#### Reading passage
[RFC v1 0/8] RFC v1: Kernel handling of CPU and memory hot un/plug for crash

Thu Nov 18 18:37:35 PST 2021

Hi Eric,

On 11/18/21 at 12:49pm, Eric DeVolder wrote:
> When the kdump service is loaded, if a CPU or memory is hot
> un/plugged, the crash elfcorehdr which describes the CPUs and memory
> in the system, must also be updated, else the resulting vmcore is
> inaccurate (eg. missing either CPU context or memory regions).
> 
> The current solution utilizes udev to initiate an unload-then-reload
> of the kdump image (e. kernel, initrd, boot_params, puratory and
> elfcorehdr) by the userspace kexec utility.
> 
> In the post https://lkml.org/lkml/2020/12/14/532 I outlined two
> problems with this userspace-initiated unload-then-reload approach as
> it pertains to supporting CPU and memory hot un/plug for kdump.
> (Note in that post, I erroneously called the elfcorehdr the vmcoreinfo
> structure. There is a vmcoreinfo structure, but it has a different
> purpose. So in that post substitute "elfcorehdr" for "vmcoreinfo".)

It's great you finally make this patchset to address the cpu/mem hotplug
issues raised before, I will review it carefully. And I have to say
sorry, because I ever promised you to do this but didn't keep it due to
personal reasons.

#### Task requirements
A. Using the kdump hotplug message, give the passage from "It's great you" up to and including "personal reasons." again, with "patchset" swapped for "patch series".
B. Which different abbreviations written in capital letters appear in the kdump hotplug message? List each one once.

#### Available data
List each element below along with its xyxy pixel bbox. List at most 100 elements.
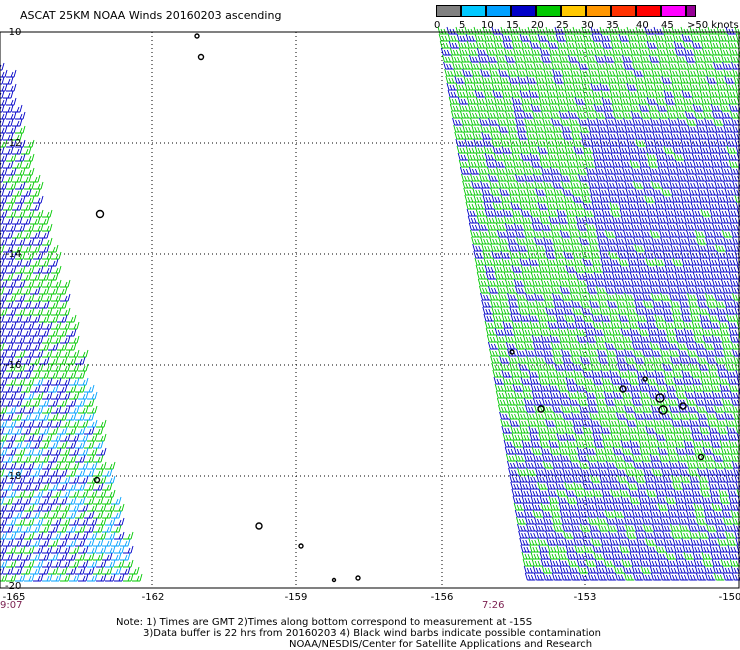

#### Full solutions
A.
It's great you finally make this patch series to address the cpu/mem hotplug
issues raised before, I will review it carefully. And I have to say
sorry, because I ever promised you to do this but didn't keep it due to
personal reasons.

B. RFC, PST, CPU